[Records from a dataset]
>> start
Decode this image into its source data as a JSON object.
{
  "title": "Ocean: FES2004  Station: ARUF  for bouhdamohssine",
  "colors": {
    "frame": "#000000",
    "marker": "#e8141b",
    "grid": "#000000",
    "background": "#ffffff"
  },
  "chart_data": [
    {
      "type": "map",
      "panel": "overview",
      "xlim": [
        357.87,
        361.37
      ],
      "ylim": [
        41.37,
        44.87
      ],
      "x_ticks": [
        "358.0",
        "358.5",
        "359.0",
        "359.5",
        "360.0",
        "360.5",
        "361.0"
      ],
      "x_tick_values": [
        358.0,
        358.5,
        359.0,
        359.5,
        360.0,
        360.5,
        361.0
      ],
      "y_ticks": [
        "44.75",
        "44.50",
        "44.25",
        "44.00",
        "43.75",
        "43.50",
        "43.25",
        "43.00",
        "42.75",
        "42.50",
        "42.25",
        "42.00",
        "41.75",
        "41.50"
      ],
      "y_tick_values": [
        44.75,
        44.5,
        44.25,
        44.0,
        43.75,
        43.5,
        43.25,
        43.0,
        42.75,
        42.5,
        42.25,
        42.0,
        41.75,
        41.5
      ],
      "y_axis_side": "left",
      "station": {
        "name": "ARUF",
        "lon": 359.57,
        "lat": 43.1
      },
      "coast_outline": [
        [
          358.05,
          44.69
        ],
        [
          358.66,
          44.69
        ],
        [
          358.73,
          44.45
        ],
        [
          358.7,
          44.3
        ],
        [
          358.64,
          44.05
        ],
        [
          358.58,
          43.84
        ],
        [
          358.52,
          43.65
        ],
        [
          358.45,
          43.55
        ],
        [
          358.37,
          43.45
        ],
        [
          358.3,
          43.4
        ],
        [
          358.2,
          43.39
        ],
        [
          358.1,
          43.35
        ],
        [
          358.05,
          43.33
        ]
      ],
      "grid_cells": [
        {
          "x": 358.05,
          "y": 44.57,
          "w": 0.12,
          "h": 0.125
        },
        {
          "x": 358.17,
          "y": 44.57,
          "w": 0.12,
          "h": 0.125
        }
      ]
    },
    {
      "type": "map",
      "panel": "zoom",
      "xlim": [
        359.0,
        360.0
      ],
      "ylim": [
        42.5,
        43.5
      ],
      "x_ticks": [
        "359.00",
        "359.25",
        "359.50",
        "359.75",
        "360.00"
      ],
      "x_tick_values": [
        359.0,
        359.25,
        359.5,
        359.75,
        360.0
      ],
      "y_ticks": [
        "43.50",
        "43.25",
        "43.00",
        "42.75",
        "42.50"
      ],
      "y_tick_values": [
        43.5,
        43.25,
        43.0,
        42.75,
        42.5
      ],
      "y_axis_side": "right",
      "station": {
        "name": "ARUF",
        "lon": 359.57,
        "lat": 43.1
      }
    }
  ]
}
>> end
● WHAT THIS TASK INVOLVES:
Return every line of the material exactly.

● FULL RESPONSE:
Decode this image into its source data as a JSON object.
{
  "title": "Ocean: FES2004  Station: ARUF  for bouhdamohssine",
  "colors": {
    "frame": "#000000",
    "marker": "#e8141b",
    "grid": "#000000",
    "background": "#ffffff"
  },
  "chart_data": [
    {
      "type": "map",
      "panel": "overview",
      "xlim": [
        357.87,
        361.37
      ],
      "ylim": [
        41.37,
        44.87
      ],
      "x_ticks": [
        "358.0",
        "358.5",
        "359.0",
        "359.5",
        "360.0",
        "360.5",
        "361.0"
      ],
      "x_tick_values": [
        358.0,
        358.5,
        359.0,
        359.5,
        360.0,
        360.5,
        361.0
      ],
      "y_ticks": [
        "44.75",
        "44.50",
        "44.25",
        "44.00",
        "43.75",
        "43.50",
        "43.25",
        "43.00",
        "42.75",
        "42.50",
        "42.25",
        "42.00",
        "41.75",
        "41.50"
      ],
      "y_tick_values": [
        44.75,
        44.5,
        44.25,
        44.0,
        43.75,
        43.5,
        43.25,
        43.0,
        42.75,
        42.5,
        42.25,
        42.0,
        41.75,
        41.5
      ],
      "y_axis_side": "left",
      "station": {
        "name": "ARUF",
        "lon": 359.57,
        "lat": 43.1
      },
      "coast_outline": [
        [
          358.05,
          44.69
        ],
        [
          358.66,
          44.69
        ],
        [
          358.73,
          44.45
        ],
        [
          358.7,
          44.3
        ],
        [
          358.64,
          44.05
        ],
        [
          358.58,
          43.84
        ],
        [
          358.52,
          43.65
        ],
        [
          358.45,
          43.55
        ],
        [
          358.37,
          43.45
        ],
        [
          358.3,
          43.4
        ],
        [
          358.2,
          43.39
        ],
        [
          358.1,
          43.35
        ],
        [
          358.05,
          43.33
        ]
      ],
      "grid_cells": [
        {
          "x": 358.05,
          "y": 44.57,
          "w": 0.12,
          "h": 0.125
        },
        {
          "x": 358.17,
          "y": 44.57,
          "w": 0.12,
          "h": 0.125
        }
      ]
    },
    {
      "type": "map",
      "panel": "zoom",
      "xlim": [
        359.0,
        360.0
      ],
      "ylim": [
        42.5,
        43.5
      ],
      "x_ticks": [
        "359.00",
        "359.25",
        "359.50",
        "359.75",
        "360.00"
      ],
      "x_tick_values": [
        359.0,
        359.25,
        359.5,
        359.75,
        360.0
      ],
      "y_ticks": [
        "43.50",
        "43.25",
        "43.00",
        "42.75",
        "42.50"
      ],
      "y_tick_values": [
        43.5,
        43.25,
        43.0,
        42.75,
        42.5
      ],
      "y_axis_side": "right",
      "station": {
        "name": "ARUF",
        "lon": 359.57,
        "lat": 43.1
      }
    }
  ]
}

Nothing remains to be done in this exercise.